## Task statement
Could you write out the rows below again, swapping every "tag-icon" for "menu-icon" and leaving all else as it is?
──────
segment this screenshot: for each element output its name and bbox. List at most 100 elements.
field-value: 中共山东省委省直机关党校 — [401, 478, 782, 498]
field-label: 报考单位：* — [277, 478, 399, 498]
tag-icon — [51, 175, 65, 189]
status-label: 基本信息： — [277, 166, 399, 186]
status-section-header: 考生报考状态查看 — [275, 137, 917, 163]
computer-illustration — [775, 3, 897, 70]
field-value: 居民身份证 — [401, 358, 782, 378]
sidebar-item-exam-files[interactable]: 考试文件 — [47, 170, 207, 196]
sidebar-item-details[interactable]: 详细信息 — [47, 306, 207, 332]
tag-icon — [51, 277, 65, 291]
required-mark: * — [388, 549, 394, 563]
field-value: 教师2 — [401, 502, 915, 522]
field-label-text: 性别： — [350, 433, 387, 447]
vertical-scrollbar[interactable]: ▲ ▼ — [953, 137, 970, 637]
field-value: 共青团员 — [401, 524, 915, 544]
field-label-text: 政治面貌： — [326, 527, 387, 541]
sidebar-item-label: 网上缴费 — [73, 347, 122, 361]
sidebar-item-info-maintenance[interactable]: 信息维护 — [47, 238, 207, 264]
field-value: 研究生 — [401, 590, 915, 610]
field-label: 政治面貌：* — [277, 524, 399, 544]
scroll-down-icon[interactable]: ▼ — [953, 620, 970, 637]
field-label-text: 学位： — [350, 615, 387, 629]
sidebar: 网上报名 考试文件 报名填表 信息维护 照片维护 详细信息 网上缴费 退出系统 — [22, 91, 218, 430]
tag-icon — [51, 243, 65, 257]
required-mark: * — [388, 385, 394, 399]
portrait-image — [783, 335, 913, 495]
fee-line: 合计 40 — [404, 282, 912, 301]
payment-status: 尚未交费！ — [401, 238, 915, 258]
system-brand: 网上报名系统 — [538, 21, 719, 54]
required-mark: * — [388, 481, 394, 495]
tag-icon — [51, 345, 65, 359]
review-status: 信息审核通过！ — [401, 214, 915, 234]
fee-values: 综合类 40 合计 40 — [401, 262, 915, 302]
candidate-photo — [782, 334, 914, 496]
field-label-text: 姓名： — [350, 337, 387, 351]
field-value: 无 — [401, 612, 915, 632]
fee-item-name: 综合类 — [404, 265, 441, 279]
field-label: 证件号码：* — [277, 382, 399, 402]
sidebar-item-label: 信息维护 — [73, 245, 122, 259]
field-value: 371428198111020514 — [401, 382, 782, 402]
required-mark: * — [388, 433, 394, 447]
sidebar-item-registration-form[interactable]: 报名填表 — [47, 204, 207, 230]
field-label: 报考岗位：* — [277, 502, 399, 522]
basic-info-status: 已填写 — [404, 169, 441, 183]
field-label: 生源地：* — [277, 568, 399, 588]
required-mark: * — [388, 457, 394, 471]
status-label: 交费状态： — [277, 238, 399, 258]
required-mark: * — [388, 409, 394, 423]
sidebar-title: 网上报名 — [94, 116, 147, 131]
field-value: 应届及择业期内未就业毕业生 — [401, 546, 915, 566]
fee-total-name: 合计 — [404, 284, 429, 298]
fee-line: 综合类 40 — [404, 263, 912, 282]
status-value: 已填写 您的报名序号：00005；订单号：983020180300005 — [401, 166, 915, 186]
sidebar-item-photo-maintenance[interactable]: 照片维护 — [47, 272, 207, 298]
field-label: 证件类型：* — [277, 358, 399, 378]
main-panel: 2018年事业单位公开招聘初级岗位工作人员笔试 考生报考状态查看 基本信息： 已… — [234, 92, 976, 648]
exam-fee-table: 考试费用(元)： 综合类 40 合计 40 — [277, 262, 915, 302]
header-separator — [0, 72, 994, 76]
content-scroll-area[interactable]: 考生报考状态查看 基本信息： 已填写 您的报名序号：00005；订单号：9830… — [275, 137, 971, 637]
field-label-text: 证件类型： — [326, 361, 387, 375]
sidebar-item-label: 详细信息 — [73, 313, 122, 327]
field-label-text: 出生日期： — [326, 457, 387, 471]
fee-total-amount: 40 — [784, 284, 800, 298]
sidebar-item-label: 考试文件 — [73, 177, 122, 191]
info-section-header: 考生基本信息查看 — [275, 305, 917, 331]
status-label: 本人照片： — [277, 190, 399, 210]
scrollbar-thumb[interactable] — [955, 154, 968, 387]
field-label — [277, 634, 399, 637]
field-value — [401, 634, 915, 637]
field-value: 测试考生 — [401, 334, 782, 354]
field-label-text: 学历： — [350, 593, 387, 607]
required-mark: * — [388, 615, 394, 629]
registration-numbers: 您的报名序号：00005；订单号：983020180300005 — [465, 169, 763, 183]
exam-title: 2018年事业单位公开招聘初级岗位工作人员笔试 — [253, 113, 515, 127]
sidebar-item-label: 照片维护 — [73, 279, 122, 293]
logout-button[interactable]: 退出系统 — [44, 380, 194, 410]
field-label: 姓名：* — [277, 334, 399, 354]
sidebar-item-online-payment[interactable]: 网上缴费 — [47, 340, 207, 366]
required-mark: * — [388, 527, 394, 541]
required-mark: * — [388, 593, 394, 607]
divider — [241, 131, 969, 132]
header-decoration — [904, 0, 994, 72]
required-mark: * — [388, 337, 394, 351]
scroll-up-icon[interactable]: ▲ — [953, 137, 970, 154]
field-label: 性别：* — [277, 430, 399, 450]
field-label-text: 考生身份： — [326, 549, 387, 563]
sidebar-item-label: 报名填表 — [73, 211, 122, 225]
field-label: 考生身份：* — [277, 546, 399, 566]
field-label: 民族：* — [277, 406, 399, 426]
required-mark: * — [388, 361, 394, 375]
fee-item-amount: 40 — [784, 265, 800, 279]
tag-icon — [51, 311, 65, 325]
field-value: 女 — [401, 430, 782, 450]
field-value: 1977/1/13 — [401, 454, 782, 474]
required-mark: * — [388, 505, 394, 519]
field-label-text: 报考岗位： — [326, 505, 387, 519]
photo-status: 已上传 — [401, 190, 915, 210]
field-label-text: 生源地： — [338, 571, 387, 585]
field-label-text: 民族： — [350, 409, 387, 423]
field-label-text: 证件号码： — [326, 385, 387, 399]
──────
## Complete answer
segment this screenshot: for each element output its name and bbox. List at most 100 elements.
field-value: 中共山东省委省直机关党校 — [401, 478, 782, 498]
field-label: 报考单位：* — [277, 478, 399, 498]
menu-icon — [51, 175, 65, 189]
status-label: 基本信息： — [277, 166, 399, 186]
status-section-header: 考生报考状态查看 — [275, 137, 917, 163]
computer-illustration — [775, 3, 897, 70]
field-value: 居民身份证 — [401, 358, 782, 378]
sidebar-item-exam-files[interactable]: 考试文件 — [47, 170, 207, 196]
sidebar-item-details[interactable]: 详细信息 — [47, 306, 207, 332]
menu-icon — [51, 277, 65, 291]
required-mark: * — [388, 549, 394, 563]
field-value: 教师2 — [401, 502, 915, 522]
field-label-text: 性别： — [350, 433, 387, 447]
vertical-scrollbar[interactable]: ▲ ▼ — [953, 137, 970, 637]
field-value: 共青团员 — [401, 524, 915, 544]
field-label-text: 政治面貌： — [326, 527, 387, 541]
sidebar-item-label: 网上缴费 — [73, 347, 122, 361]
sidebar-item-info-maintenance[interactable]: 信息维护 — [47, 238, 207, 264]
field-value: 研究生 — [401, 590, 915, 610]
field-label: 政治面貌：* — [277, 524, 399, 544]
scroll-down-icon[interactable]: ▼ — [953, 620, 970, 637]
field-label-text: 学位： — [350, 615, 387, 629]
sidebar: 网上报名 考试文件 报名填表 信息维护 照片维护 详细信息 网上缴费 退出系统 — [22, 91, 218, 430]
menu-icon — [51, 243, 65, 257]
required-mark: * — [388, 385, 394, 399]
portrait-image — [783, 335, 913, 495]
fee-line: 合计 40 — [404, 282, 912, 301]
payment-status: 尚未交费！ — [401, 238, 915, 258]
system-brand: 网上报名系统 — [538, 21, 719, 54]
required-mark: * — [388, 481, 394, 495]
menu-icon — [51, 345, 65, 359]
review-status: 信息审核通过！ — [401, 214, 915, 234]
fee-values: 综合类 40 合计 40 — [401, 262, 915, 302]
candidate-photo — [782, 334, 914, 496]
field-label-text: 姓名： — [350, 337, 387, 351]
field-value: 无 — [401, 612, 915, 632]
fee-item-name: 综合类 — [404, 265, 441, 279]
field-label: 证件号码：* — [277, 382, 399, 402]
sidebar-item-label: 信息维护 — [73, 245, 122, 259]
field-value: 371428198111020514 — [401, 382, 782, 402]
required-mark: * — [388, 433, 394, 447]
sidebar-item-registration-form[interactable]: 报名填表 — [47, 204, 207, 230]
field-label: 报考岗位：* — [277, 502, 399, 522]
basic-info-status: 已填写 — [404, 169, 441, 183]
field-label: 生源地：* — [277, 568, 399, 588]
required-mark: * — [388, 457, 394, 471]
status-label: 交费状态： — [277, 238, 399, 258]
required-mark: * — [388, 409, 394, 423]
sidebar-title: 网上报名 — [94, 116, 147, 131]
field-value: 应届及择业期内未就业毕业生 — [401, 546, 915, 566]
fee-total-name: 合计 — [404, 284, 429, 298]
fee-line: 综合类 40 — [404, 263, 912, 282]
status-value: 已填写 您的报名序号：00005；订单号：983020180300005 — [401, 166, 915, 186]
sidebar-item-photo-maintenance[interactable]: 照片维护 — [47, 272, 207, 298]
field-label: 证件类型：* — [277, 358, 399, 378]
main-panel: 2018年事业单位公开招聘初级岗位工作人员笔试 考生报考状态查看 基本信息： 已… — [234, 92, 976, 648]
exam-fee-table: 考试费用(元)： 综合类 40 合计 40 — [277, 262, 915, 302]
header-separator — [0, 72, 994, 76]
content-scroll-area[interactable]: 考生报考状态查看 基本信息： 已填写 您的报名序号：00005；订单号：9830… — [275, 137, 971, 637]
field-label-text: 证件类型： — [326, 361, 387, 375]
sidebar-item-label: 详细信息 — [73, 313, 122, 327]
field-label-text: 出生日期： — [326, 457, 387, 471]
fee-total-amount: 40 — [784, 284, 800, 298]
sidebar-item-label: 考试文件 — [73, 177, 122, 191]
info-section-header: 考生基本信息查看 — [275, 305, 917, 331]
status-label: 本人照片： — [277, 190, 399, 210]
scrollbar-thumb[interactable] — [955, 154, 968, 387]
field-label — [277, 634, 399, 637]
field-value — [401, 634, 915, 637]
field-value: 测试考生 — [401, 334, 782, 354]
field-label-text: 学历： — [350, 593, 387, 607]
required-mark: * — [388, 615, 394, 629]
registration-numbers: 您的报名序号：00005；订单号：983020180300005 — [465, 169, 763, 183]
exam-title: 2018年事业单位公开招聘初级岗位工作人员笔试 — [253, 113, 515, 127]
sidebar-item-label: 照片维护 — [73, 279, 122, 293]
logout-button[interactable]: 退出系统 — [44, 380, 194, 410]
field-label: 姓名：* — [277, 334, 399, 354]
sidebar-item-online-payment[interactable]: 网上缴费 — [47, 340, 207, 366]
required-mark: * — [388, 527, 394, 541]
required-mark: * — [388, 593, 394, 607]
divider — [241, 131, 969, 132]
header-decoration — [904, 0, 994, 72]
required-mark: * — [388, 337, 394, 351]
scroll-up-icon[interactable]: ▲ — [953, 137, 970, 154]
field-label: 性别：* — [277, 430, 399, 450]
field-label-text: 考生身份： — [326, 549, 387, 563]
sidebar-item-label: 报名填表 — [73, 211, 122, 225]
field-label: 考生身份：* — [277, 546, 399, 566]
field-label: 民族：* — [277, 406, 399, 426]
required-mark: * — [388, 361, 394, 375]
fee-item-amount: 40 — [784, 265, 800, 279]
menu-icon — [51, 311, 65, 325]
field-value: 女 — [401, 430, 782, 450]
field-value: 1977/1/13 — [401, 454, 782, 474]
required-mark: * — [388, 505, 394, 519]
field-label-text: 报考岗位： — [326, 505, 387, 519]
photo-status: 已上传 — [401, 190, 915, 210]
field-label-text: 生源地： — [338, 571, 387, 585]
field-label-text: 民族： — [350, 409, 387, 423]
field-label-text: 证件号码： — [326, 385, 387, 399]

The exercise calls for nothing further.